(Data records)
::::::::::
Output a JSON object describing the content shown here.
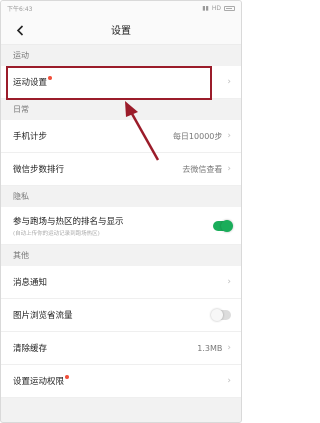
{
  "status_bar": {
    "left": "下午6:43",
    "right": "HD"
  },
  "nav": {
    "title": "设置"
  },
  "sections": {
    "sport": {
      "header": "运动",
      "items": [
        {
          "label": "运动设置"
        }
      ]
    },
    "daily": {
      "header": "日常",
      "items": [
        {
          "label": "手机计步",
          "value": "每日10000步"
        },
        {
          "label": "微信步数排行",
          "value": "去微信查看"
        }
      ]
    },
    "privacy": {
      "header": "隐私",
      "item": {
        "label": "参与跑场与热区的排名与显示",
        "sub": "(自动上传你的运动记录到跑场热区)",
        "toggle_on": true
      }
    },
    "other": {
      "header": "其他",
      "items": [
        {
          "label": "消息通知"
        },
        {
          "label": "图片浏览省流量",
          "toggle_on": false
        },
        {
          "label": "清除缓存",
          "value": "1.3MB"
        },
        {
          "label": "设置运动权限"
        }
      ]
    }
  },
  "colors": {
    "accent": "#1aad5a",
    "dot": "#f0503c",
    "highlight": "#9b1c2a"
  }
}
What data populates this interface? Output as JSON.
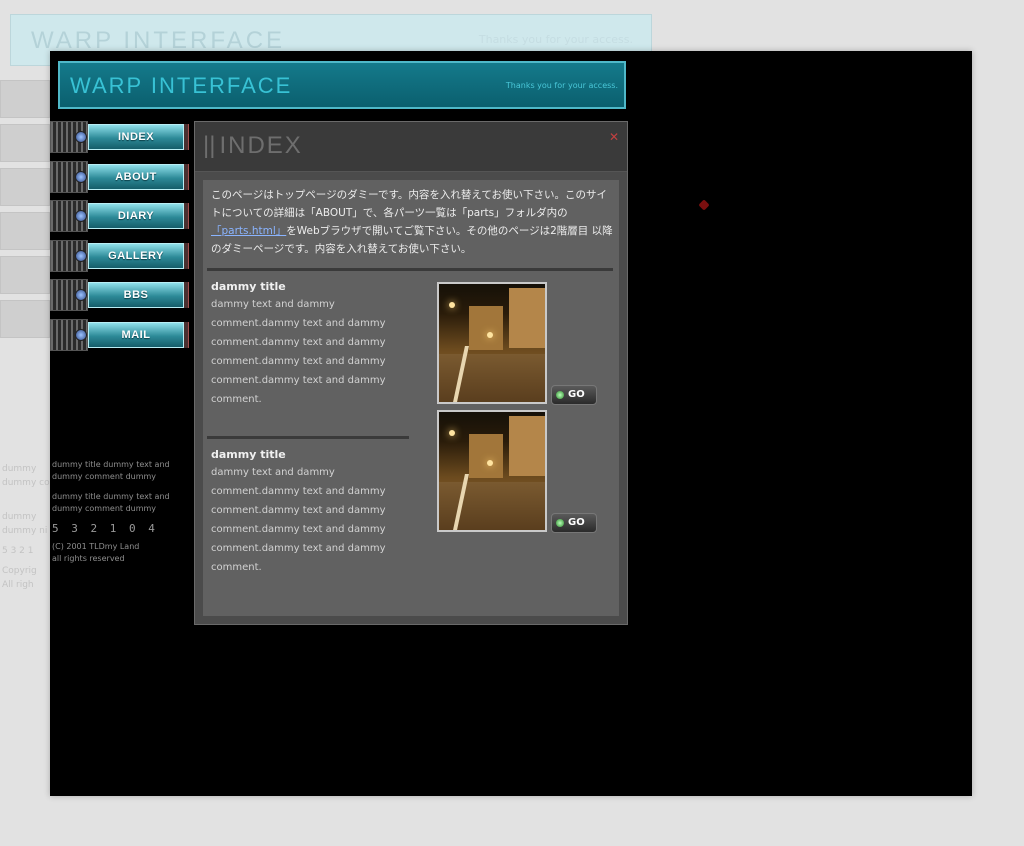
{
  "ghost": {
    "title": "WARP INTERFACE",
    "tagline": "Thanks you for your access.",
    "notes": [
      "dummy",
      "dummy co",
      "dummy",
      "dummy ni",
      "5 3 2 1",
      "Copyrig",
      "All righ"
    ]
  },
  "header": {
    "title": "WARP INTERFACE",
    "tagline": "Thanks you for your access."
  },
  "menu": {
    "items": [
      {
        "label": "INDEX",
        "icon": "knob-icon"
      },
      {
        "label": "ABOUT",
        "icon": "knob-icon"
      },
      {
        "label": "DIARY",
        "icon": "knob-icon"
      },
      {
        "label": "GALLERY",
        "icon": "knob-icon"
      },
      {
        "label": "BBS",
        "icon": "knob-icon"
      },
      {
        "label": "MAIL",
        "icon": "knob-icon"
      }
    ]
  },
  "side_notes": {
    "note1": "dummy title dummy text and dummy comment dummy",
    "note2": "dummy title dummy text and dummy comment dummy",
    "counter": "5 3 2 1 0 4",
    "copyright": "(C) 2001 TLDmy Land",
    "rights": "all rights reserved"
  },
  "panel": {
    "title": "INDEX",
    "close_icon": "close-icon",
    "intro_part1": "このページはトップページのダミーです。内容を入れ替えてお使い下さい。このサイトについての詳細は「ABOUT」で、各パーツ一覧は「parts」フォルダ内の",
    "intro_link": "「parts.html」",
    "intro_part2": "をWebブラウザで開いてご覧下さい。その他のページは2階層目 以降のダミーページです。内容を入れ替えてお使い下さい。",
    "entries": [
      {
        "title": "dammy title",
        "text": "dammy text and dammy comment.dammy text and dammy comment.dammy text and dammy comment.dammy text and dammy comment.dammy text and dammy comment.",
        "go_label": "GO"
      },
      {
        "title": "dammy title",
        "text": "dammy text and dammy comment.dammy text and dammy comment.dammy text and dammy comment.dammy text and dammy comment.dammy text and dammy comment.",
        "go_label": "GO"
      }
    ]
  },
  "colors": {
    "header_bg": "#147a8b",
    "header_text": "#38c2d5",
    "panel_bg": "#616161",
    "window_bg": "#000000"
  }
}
::::::::::
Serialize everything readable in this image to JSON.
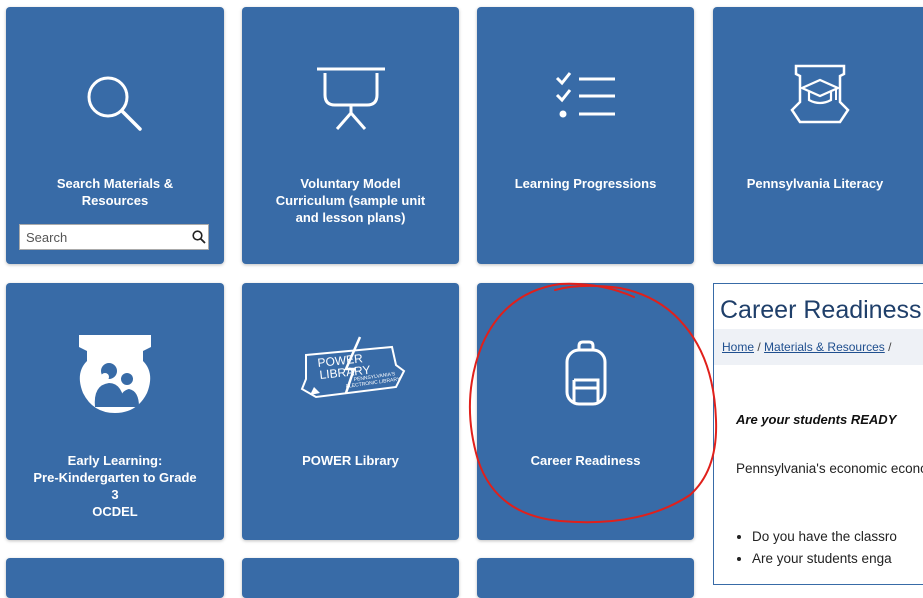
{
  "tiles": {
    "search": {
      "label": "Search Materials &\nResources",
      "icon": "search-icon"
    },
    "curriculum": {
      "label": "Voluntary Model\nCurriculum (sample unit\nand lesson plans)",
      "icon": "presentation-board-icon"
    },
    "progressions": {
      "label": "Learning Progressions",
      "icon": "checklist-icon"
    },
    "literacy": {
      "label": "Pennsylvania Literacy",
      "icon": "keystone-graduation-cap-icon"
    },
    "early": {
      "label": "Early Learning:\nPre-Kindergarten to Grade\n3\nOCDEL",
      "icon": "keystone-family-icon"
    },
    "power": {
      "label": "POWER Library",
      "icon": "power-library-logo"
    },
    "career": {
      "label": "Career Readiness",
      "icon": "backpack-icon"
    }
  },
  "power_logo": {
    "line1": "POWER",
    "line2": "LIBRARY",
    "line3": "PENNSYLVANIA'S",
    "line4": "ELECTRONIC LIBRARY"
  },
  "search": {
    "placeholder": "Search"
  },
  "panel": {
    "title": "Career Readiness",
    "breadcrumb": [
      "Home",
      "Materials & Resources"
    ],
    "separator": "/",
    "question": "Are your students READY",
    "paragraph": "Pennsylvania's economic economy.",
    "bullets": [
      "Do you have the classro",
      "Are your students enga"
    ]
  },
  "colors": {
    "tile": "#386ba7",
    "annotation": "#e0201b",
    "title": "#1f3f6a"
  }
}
::::::::::
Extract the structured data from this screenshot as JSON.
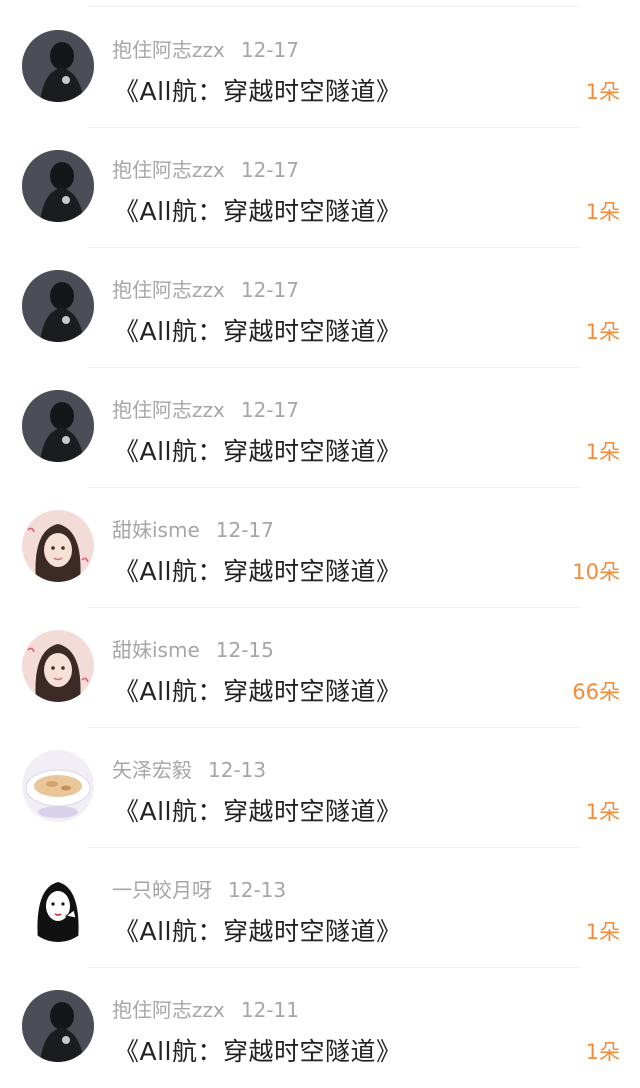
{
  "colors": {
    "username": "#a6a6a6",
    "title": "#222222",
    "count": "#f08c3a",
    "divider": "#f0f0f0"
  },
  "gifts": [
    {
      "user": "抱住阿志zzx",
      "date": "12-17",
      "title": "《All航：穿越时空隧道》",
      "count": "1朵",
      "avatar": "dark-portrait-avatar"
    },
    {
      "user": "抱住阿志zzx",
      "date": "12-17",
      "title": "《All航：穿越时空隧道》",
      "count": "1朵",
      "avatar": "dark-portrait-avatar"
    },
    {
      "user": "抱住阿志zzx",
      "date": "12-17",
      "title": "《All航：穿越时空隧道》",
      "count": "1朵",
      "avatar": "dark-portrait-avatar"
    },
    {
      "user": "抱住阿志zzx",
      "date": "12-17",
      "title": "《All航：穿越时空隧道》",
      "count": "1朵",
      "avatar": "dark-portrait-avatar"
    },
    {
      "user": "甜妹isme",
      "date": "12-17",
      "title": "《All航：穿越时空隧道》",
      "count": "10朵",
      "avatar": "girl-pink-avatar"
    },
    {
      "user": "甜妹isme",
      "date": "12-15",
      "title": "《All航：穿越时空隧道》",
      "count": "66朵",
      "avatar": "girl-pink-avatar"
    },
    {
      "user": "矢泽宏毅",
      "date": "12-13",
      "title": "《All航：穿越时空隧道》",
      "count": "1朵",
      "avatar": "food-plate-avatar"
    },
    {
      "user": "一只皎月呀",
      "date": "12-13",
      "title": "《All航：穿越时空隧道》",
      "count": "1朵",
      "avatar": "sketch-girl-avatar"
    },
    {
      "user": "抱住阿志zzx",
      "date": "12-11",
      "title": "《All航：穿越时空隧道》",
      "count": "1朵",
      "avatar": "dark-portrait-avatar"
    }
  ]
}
::::::::::
> _Problem to work on_
Tally the lines above that contain the word "your", and reply with only the number.

> _Answer to the problem_
4